GIVEN TASK -> Every line must be returned precisely as it is written.
--- RECORDED INFORMATION ---
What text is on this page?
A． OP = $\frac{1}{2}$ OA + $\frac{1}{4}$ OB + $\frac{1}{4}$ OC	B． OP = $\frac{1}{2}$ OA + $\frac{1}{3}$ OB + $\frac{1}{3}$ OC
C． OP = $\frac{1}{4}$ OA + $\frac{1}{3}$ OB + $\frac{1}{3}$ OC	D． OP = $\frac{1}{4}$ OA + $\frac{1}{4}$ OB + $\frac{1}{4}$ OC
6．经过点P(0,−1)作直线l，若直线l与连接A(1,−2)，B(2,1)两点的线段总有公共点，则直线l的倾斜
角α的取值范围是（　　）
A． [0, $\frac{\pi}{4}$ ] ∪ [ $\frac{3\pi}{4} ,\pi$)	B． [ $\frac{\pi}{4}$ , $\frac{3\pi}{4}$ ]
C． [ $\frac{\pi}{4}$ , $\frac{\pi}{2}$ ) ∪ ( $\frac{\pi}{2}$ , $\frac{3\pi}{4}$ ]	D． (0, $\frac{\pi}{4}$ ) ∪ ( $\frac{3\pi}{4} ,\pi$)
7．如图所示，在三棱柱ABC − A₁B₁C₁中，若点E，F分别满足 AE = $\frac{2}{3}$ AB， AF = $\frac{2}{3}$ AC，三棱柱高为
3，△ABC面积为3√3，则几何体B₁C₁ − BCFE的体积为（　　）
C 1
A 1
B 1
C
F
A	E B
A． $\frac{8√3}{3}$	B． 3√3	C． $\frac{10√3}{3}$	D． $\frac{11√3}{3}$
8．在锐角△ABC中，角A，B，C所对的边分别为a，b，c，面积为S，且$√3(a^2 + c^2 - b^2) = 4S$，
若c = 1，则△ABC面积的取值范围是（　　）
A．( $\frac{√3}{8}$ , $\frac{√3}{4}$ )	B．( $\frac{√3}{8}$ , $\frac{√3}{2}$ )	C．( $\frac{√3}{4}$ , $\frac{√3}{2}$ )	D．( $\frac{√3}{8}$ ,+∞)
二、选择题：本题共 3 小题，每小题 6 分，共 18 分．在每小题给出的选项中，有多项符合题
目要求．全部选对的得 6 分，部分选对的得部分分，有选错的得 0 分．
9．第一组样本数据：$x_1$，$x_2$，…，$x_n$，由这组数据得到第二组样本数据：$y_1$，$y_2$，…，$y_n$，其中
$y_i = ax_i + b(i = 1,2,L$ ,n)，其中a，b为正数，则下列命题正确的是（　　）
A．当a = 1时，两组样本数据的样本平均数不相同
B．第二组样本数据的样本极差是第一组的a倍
---
TASK RESPONSE ->
What text is on this page?
A． OP = $\frac{1}{2}$ OA + $\frac{1}{4}$ OB + $\frac{1}{4}$ OC	B． OP = $\frac{1}{2}$ OA + $\frac{1}{3}$ OB + $\frac{1}{3}$ OC
C． OP = $\frac{1}{4}$ OA + $\frac{1}{3}$ OB + $\frac{1}{3}$ OC	D． OP = $\frac{1}{4}$ OA + $\frac{1}{4}$ OB + $\frac{1}{4}$ OC
6．经过点P(0,−1)作直线l，若直线l与连接A(1,−2)，B(2,1)两点的线段总有公共点，则直线l的倾斜
角α的取值范围是（　　）
A． [0, $\frac{\pi}{4}$ ] ∪ [ $\frac{3\pi}{4} ,\pi$)	B． [ $\frac{\pi}{4}$ , $\frac{3\pi}{4}$ ]
C． [ $\frac{\pi}{4}$ , $\frac{\pi}{2}$ ) ∪ ( $\frac{\pi}{2}$ , $\frac{3\pi}{4}$ ]	D． (0, $\frac{\pi}{4}$ ) ∪ ( $\frac{3\pi}{4} ,\pi$)
7．如图所示，在三棱柱ABC − A₁B₁C₁中，若点E，F分别满足 AE = $\frac{2}{3}$ AB， AF = $\frac{2}{3}$ AC，三棱柱高为
3，△ABC面积为3√3，则几何体B₁C₁ − BCFE的体积为（　　）
C 1
A 1
B 1
C
F
A	E B
A． $\frac{8√3}{3}$	B． 3√3	C． $\frac{10√3}{3}$	D． $\frac{11√3}{3}$
8．在锐角△ABC中，角A，B，C所对的边分别为a，b，c，面积为S，且$√3(a^2 + c^2 - b^2) = 4S$，
若c = 1，则△ABC面积的取值范围是（　　）
A．( $\frac{√3}{8}$ , $\frac{√3}{4}$ )	B．( $\frac{√3}{8}$ , $\frac{√3}{2}$ )	C．( $\frac{√3}{4}$ , $\frac{√3}{2}$ )	D．( $\frac{√3}{8}$ ,+∞)
二、选择题：本题共 3 小题，每小题 6 分，共 18 分．在每小题给出的选项中，有多项符合题
目要求．全部选对的得 6 分，部分选对的得部分分，有选错的得 0 分．
9．第一组样本数据：$x_1$，$x_2$，…，$x_n$，由这组数据得到第二组样本数据：$y_1$，$y_2$，…，$y_n$，其中
$y_i = ax_i + b(i = 1,2,L$ ,n)，其中a，b为正数，则下列命题正确的是（　　）
A．当a = 1时，两组样本数据的样本平均数不相同
B．第二组样本数据的样本极差是第一组的a倍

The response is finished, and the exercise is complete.